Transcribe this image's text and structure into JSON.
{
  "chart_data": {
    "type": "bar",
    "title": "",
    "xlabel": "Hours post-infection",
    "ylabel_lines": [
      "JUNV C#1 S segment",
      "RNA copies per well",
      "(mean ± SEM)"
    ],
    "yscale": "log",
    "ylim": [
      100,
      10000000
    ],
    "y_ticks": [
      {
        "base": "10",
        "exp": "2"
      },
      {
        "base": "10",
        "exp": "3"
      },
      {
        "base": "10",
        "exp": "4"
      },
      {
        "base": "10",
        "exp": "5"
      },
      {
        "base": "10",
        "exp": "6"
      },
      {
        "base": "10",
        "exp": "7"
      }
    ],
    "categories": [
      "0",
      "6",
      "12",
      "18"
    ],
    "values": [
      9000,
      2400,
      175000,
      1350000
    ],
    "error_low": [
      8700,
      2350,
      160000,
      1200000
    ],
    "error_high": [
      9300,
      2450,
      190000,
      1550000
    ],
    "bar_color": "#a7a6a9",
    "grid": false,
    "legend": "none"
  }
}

★ ★ ★ ★

_DESCRIPTION OF THE TASK:_
Reproduce all data above, unchanged.

_RESULT OF THIS EXERCISE:_
Transcribe this image's text and structure into JSON.
{
  "chart_data": {
    "type": "bar",
    "title": "",
    "xlabel": "Hours post-infection",
    "ylabel_lines": [
      "JUNV C#1 S segment",
      "RNA copies per well",
      "(mean ± SEM)"
    ],
    "yscale": "log",
    "ylim": [
      100,
      10000000
    ],
    "y_ticks": [
      {
        "base": "10",
        "exp": "2"
      },
      {
        "base": "10",
        "exp": "3"
      },
      {
        "base": "10",
        "exp": "4"
      },
      {
        "base": "10",
        "exp": "5"
      },
      {
        "base": "10",
        "exp": "6"
      },
      {
        "base": "10",
        "exp": "7"
      }
    ],
    "categories": [
      "0",
      "6",
      "12",
      "18"
    ],
    "values": [
      9000,
      2400,
      175000,
      1350000
    ],
    "error_low": [
      8700,
      2350,
      160000,
      1200000
    ],
    "error_high": [
      9300,
      2450,
      190000,
      1550000
    ],
    "bar_color": "#a7a6a9",
    "grid": false,
    "legend": "none"
  }
}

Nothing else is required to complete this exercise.